DIRECTIONS: For this exercise, repeat all of the material verbatim apart from its images.

ITEMS:
>> BEGIN

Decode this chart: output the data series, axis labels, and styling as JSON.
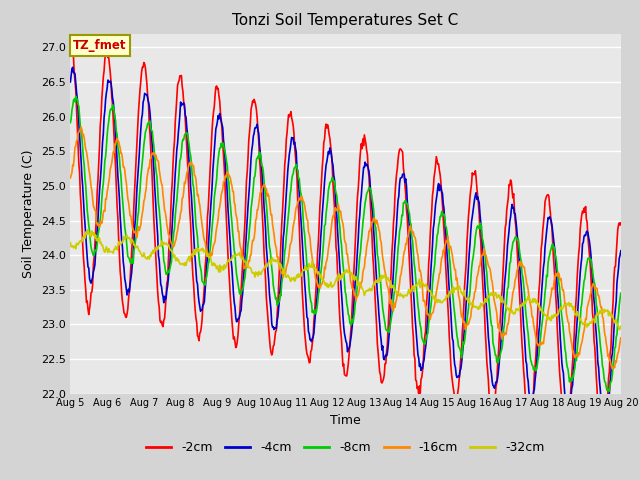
{
  "title": "Tonzi Soil Temperatures Set C",
  "xlabel": "Time",
  "ylabel": "Soil Temperature (C)",
  "ylim": [
    22.0,
    27.2
  ],
  "yticks": [
    22.0,
    22.5,
    23.0,
    23.5,
    24.0,
    24.5,
    25.0,
    25.5,
    26.0,
    26.5,
    27.0
  ],
  "date_labels": [
    "Aug 5",
    "Aug 6",
    "Aug 7",
    "Aug 8",
    "Aug 9",
    "Aug 10",
    "Aug 11",
    "Aug 12",
    "Aug 13",
    "Aug 14",
    "Aug 15",
    "Aug 16",
    "Aug 17",
    "Aug 18",
    "Aug 19",
    "Aug 20"
  ],
  "series_colors": [
    "#ff0000",
    "#0000cc",
    "#00cc00",
    "#ff8800",
    "#cccc00"
  ],
  "series_labels": [
    "-2cm",
    "-4cm",
    "-8cm",
    "-16cm",
    "-32cm"
  ],
  "line_widths": [
    1.2,
    1.2,
    1.2,
    1.2,
    1.2
  ],
  "legend_label": "TZ_fmet",
  "fig_bg": "#d4d4d4",
  "plot_bg": "#e8e8e8",
  "n_days": 15,
  "samples_per_day": 48
}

>> END

OUTPUT:
Decode this chart: output the data series, axis labels, and styling as JSON.
{
  "title": "Tonzi Soil Temperatures Set C",
  "xlabel": "Time",
  "ylabel": "Soil Temperature (C)",
  "ylim": [
    22.0,
    27.2
  ],
  "yticks": [
    22.0,
    22.5,
    23.0,
    23.5,
    24.0,
    24.5,
    25.0,
    25.5,
    26.0,
    26.5,
    27.0
  ],
  "date_labels": [
    "Aug 5",
    "Aug 6",
    "Aug 7",
    "Aug 8",
    "Aug 9",
    "Aug 10",
    "Aug 11",
    "Aug 12",
    "Aug 13",
    "Aug 14",
    "Aug 15",
    "Aug 16",
    "Aug 17",
    "Aug 18",
    "Aug 19",
    "Aug 20"
  ],
  "series_colors": [
    "#ff0000",
    "#0000cc",
    "#00cc00",
    "#ff8800",
    "#cccc00"
  ],
  "series_labels": [
    "-2cm",
    "-4cm",
    "-8cm",
    "-16cm",
    "-32cm"
  ],
  "line_widths": [
    1.2,
    1.2,
    1.2,
    1.2,
    1.2
  ],
  "legend_label": "TZ_fmet",
  "fig_bg": "#d4d4d4",
  "plot_bg": "#e8e8e8",
  "n_days": 15,
  "samples_per_day": 48
}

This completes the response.